--- Start of Extracted data ---
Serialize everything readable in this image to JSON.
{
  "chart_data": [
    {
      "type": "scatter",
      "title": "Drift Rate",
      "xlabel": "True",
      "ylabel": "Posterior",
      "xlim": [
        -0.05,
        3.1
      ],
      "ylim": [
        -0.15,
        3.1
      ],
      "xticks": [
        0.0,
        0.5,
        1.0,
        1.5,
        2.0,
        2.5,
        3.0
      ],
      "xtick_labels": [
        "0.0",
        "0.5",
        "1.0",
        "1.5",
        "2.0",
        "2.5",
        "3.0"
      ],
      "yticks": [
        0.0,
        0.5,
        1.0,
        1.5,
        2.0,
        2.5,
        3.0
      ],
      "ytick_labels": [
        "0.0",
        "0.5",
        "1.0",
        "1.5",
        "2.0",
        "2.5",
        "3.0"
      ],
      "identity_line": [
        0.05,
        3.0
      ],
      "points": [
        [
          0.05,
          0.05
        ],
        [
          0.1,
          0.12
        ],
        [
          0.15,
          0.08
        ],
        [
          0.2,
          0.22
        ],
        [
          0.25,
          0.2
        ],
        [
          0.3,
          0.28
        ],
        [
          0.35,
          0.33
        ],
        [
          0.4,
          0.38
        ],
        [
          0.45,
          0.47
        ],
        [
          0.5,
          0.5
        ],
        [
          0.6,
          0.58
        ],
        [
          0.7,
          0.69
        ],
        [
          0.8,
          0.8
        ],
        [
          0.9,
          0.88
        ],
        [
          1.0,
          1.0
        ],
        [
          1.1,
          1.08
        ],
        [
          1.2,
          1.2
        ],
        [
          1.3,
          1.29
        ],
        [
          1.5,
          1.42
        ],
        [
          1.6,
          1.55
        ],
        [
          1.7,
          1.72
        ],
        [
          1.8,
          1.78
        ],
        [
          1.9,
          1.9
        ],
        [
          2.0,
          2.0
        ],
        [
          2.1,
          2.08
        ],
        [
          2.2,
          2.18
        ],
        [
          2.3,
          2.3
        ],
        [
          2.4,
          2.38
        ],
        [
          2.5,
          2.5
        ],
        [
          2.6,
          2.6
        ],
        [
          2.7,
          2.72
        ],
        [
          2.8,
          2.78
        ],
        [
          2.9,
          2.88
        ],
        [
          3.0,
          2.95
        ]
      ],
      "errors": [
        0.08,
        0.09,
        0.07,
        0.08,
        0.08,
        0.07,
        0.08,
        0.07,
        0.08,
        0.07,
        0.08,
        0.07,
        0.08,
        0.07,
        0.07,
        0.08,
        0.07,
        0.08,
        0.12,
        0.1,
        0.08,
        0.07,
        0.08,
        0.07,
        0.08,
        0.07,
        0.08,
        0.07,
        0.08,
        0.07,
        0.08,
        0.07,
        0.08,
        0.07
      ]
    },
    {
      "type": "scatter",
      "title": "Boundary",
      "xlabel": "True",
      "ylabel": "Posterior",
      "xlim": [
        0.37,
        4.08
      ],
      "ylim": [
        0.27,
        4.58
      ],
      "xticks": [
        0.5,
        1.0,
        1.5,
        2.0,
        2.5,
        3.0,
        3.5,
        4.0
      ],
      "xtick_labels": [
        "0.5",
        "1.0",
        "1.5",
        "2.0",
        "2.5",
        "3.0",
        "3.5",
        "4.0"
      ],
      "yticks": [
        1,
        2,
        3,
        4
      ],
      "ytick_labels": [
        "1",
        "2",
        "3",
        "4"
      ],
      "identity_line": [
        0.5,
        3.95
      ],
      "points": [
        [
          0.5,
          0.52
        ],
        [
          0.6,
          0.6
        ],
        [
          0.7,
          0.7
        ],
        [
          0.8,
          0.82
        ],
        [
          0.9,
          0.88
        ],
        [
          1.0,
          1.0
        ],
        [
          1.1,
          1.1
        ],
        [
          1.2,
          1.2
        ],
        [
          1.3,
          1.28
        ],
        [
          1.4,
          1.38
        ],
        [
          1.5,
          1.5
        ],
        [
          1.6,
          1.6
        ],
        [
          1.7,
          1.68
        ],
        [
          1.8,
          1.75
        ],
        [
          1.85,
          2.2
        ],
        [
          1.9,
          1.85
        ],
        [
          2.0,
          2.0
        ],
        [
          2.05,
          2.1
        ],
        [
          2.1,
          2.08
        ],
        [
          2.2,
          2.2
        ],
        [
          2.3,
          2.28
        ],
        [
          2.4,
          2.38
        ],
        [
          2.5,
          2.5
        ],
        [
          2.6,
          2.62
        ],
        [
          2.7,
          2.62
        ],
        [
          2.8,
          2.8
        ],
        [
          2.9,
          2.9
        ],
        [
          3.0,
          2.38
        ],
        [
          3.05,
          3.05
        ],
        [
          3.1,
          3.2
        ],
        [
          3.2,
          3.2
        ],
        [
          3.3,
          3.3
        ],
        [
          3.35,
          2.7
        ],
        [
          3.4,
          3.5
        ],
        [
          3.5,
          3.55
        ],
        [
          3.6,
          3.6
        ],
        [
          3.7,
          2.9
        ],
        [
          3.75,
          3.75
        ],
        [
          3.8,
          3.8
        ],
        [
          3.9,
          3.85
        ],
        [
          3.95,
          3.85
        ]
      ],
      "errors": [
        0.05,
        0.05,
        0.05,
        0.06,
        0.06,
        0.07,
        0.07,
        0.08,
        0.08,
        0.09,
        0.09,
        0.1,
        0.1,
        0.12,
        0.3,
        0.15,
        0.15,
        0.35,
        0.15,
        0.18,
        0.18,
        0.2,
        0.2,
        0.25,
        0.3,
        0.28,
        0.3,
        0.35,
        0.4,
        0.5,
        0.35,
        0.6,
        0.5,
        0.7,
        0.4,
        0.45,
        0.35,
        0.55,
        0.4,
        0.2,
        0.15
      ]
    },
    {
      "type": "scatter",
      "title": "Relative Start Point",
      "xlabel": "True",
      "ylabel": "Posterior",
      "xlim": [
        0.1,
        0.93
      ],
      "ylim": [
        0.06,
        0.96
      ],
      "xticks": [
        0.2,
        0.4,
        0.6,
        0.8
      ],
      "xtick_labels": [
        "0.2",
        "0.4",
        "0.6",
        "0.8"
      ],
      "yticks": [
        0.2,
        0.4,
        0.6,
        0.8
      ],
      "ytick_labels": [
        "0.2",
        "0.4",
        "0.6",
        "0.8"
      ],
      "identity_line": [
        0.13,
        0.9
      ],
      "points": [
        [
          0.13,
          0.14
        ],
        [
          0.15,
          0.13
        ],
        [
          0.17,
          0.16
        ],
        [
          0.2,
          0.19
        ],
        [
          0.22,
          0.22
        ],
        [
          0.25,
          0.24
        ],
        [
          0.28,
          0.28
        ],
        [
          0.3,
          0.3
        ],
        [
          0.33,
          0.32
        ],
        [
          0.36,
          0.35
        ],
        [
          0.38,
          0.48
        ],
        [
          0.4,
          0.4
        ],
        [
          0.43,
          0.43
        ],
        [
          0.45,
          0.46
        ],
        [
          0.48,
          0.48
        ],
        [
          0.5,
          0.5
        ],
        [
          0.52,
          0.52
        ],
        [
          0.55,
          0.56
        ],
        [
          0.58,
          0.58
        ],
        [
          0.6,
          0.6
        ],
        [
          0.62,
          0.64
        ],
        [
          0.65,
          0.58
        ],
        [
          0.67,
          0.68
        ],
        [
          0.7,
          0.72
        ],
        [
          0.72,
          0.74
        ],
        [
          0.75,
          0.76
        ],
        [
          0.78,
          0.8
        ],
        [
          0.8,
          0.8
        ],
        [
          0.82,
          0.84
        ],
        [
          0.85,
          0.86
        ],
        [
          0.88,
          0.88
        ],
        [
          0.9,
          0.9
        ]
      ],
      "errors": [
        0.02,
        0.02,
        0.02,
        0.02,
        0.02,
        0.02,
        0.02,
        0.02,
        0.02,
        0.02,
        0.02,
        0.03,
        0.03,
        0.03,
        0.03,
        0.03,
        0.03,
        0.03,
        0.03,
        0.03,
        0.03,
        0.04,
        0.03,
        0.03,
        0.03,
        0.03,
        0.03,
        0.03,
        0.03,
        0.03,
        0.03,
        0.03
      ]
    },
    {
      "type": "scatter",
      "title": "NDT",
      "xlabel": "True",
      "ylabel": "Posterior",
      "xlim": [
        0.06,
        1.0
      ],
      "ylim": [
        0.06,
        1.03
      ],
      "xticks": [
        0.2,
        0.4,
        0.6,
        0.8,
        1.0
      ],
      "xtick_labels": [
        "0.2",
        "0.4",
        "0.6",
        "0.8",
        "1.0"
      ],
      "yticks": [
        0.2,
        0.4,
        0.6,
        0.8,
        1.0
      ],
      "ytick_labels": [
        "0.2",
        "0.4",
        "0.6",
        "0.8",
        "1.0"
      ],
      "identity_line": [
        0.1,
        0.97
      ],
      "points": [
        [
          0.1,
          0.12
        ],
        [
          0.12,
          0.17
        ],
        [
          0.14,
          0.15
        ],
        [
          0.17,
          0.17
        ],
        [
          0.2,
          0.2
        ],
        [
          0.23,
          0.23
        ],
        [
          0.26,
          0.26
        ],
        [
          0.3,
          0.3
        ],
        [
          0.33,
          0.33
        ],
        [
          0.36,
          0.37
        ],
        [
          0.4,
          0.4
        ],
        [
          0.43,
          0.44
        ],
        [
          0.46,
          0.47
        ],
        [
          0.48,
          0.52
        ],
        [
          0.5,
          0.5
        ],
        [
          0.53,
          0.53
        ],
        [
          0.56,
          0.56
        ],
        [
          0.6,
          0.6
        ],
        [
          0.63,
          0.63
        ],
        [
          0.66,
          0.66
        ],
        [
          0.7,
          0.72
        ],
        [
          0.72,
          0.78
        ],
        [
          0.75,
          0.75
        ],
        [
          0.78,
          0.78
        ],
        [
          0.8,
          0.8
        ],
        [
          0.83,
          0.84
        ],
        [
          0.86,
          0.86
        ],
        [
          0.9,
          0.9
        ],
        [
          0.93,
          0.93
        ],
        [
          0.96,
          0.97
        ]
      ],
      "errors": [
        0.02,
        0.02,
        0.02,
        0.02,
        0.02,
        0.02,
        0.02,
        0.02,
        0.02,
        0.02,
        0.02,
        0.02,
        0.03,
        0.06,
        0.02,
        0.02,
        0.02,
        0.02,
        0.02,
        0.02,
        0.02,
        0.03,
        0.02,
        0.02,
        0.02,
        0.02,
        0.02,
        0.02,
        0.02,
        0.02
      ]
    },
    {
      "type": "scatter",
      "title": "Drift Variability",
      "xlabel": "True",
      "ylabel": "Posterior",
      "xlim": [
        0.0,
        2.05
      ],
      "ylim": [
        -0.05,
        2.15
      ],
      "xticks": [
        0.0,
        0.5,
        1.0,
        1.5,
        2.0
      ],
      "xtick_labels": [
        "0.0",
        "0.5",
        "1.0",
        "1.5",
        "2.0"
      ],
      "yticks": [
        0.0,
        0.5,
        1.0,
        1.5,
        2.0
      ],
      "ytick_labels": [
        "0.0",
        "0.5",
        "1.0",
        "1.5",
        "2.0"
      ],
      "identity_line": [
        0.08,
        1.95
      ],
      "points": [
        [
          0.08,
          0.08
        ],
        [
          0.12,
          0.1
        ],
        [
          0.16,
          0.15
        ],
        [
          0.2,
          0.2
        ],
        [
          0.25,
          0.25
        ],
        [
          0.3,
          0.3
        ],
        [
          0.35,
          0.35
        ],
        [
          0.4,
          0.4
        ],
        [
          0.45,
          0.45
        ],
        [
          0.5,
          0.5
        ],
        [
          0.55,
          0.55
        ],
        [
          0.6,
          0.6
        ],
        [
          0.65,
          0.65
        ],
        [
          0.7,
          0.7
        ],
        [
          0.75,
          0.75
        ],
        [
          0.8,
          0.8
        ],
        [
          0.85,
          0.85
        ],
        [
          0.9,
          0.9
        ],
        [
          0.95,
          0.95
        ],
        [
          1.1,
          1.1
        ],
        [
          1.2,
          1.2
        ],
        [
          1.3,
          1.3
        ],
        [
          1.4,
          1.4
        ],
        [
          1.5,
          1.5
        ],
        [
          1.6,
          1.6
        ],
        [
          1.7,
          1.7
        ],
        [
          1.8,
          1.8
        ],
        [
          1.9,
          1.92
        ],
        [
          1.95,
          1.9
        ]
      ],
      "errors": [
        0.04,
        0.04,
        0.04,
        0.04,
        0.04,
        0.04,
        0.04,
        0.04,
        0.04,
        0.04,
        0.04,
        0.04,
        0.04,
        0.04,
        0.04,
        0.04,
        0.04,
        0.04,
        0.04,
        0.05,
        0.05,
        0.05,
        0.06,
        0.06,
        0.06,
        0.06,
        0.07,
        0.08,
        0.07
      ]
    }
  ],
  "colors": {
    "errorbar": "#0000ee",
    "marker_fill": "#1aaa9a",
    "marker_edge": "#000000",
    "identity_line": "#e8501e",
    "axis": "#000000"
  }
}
--- End of Extracted data ---
## Directive
Single out each line of the records above with the string "title" in it, and copy it.

## Written solution
      "title": "Drift Rate",
      "title": "Boundary",
      "title": "Relative Start Point",
      "title": "NDT",
      "title": "Drift Variability",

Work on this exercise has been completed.